**EXTRACT TO READ:**
[start]

In [1]:
import math
from s3prl.nn import S3PRLUpstream
from artprob.model import CubicHermiteSplineInterpolation, \
    LinearInterpolation, NaturalCubicSplineInterpolation, S3PRLWrapper
from artprob.criterion import LinearCriterion
from artprob.dataset import AudioDataset, find_file_paths, Extension, ART_PARAMS
import torch
from pathlib import Path

In [2]:
import matplotlib.pyplot as plt
import numpy as np

# assuming your arrays are numpy arrays:
# res_piece, res_cubic, and res_krogh

EMA_KEY = 'ema'

def plot_arrays(
    results,
    correlations=None,
    to_discard=list(),
    utterance=None,
    timings=None,
    phonemes=None,
    fst_index=0,
    lst_index=None,
    titles=None
):
    nrows, ncols = next(iter(results.values())).shape  # assuming all arrays have the same shape
    
    if utterance is not None:
        print(f'Utterance: "{utterance}"')
    
    if EMA_KEY in results and len(results) > 1:
        others = set(results.keys())
        others.remove(EMA_KEY)
        print('MSE:')
        for oth in others:
            if oth in to_discard:
                continue
            mse = np.linalg.norm(results[EMA_KEY] - results[oth], axis=0)
            avg = mse.mean()
            mse_str = map(lambda x: f'{x:.3e}', mse.tolist())
            print(f'\t{oth}: {" | ".join(mse_str)}', end=' ')
            print(f'-> {avg:.3e}')

    if correlations is not None:
        print('Correlations:')
        for mod, corrs in correlations.items():
            if mod in to_discard:
                continue
            avg = corrs.mean()
            corrs_str = map(lambda x: f'{x:.3f}', corrs.tolist())
            print(f'\t{mod}: {" | ".join(corrs_str)}', end=' ')
            print(f'-> {avg:.3f}')

    if lst_index is None:
        lst_index = nrows

    fig, axes = plt.subplots(nrows=ncols, figsize=(10, 2*ncols))
    if ncols == 1:
        axes = [axes]

    if utterance is not None:
        fig.suptitle(f'"{utterance[:-1]}"')

[end]

**DIRECTIVE:** List every name the notebook code above imports from artprob.model.

[Annotated region listings]
[start]

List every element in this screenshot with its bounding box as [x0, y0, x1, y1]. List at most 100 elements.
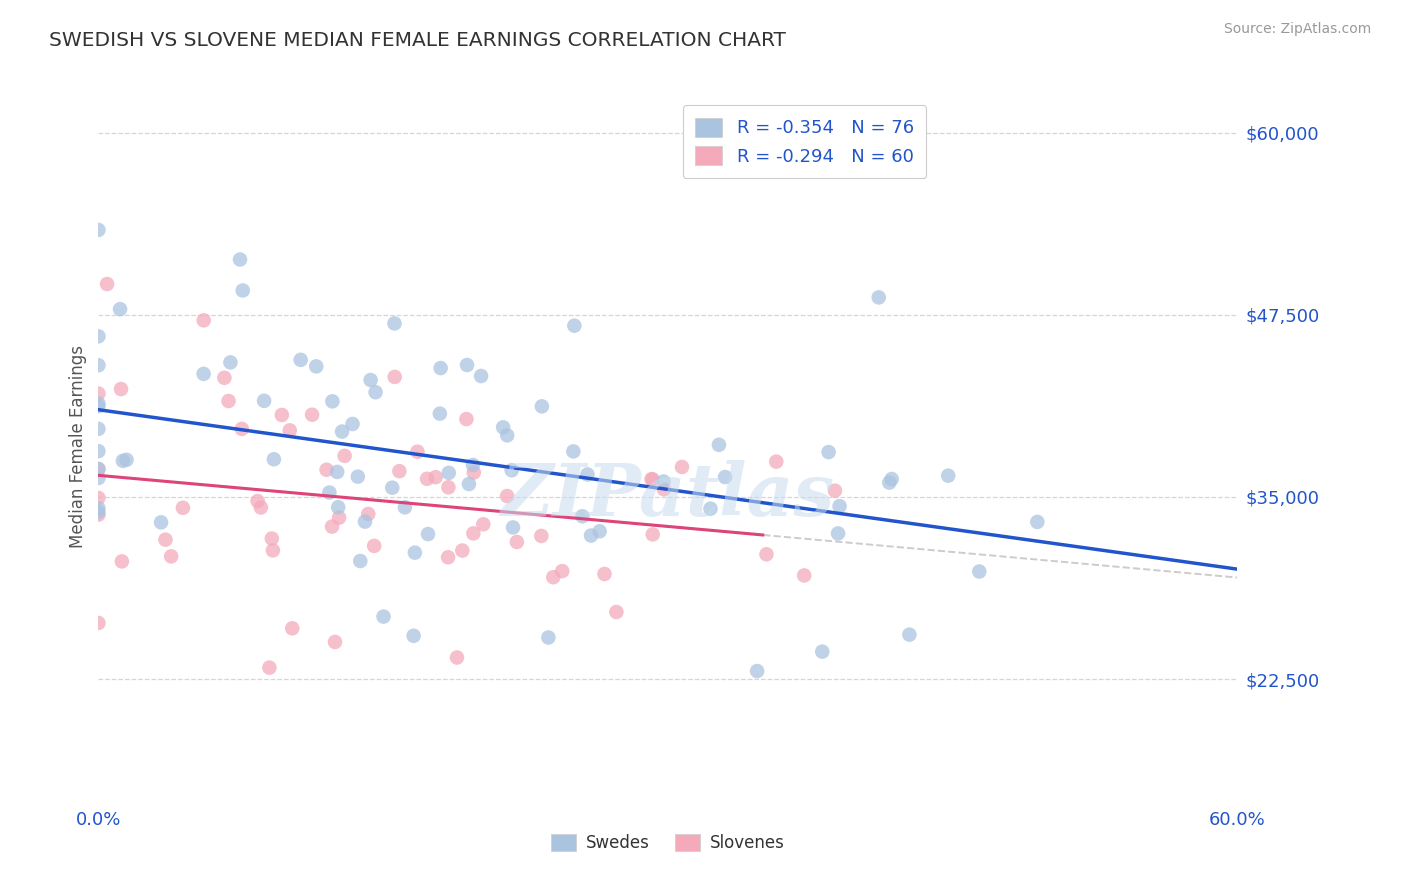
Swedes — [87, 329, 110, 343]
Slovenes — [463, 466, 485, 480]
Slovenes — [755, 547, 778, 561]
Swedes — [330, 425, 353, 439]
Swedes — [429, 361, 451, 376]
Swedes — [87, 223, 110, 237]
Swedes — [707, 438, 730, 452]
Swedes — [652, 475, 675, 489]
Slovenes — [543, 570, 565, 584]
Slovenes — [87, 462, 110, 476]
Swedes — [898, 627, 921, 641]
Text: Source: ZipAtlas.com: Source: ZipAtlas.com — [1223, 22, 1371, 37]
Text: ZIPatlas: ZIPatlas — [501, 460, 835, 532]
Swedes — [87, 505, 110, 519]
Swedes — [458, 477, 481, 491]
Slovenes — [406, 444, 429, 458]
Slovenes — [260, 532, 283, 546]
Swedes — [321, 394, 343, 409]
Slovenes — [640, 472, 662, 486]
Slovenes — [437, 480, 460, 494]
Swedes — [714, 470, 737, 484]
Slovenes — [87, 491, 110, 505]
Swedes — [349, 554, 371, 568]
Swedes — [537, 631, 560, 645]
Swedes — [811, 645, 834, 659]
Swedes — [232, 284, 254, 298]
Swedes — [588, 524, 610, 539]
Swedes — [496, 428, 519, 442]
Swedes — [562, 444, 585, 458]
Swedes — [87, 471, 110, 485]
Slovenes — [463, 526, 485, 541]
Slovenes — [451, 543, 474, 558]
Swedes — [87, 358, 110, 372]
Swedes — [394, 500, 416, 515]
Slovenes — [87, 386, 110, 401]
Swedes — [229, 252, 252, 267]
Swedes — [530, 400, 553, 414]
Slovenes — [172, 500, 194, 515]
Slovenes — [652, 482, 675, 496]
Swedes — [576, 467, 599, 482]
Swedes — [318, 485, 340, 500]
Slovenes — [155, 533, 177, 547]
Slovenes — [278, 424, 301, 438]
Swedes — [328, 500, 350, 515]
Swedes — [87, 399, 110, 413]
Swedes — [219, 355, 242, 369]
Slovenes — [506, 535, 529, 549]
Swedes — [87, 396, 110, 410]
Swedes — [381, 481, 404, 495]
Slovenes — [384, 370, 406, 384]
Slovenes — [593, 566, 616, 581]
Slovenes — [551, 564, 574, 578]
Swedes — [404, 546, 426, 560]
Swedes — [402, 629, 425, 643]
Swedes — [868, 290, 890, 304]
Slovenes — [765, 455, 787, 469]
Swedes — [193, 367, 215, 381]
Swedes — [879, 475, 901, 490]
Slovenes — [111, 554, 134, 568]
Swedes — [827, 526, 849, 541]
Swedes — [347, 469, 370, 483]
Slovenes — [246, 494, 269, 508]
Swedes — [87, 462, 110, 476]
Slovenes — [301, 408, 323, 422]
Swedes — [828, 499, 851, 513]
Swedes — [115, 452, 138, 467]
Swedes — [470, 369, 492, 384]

[end]

**WORKED ANSWER:** CubicHermiteSplineInterpolation, LinearInterpolation, NaturalCubicSplineInterpolation, S3PRLWrapper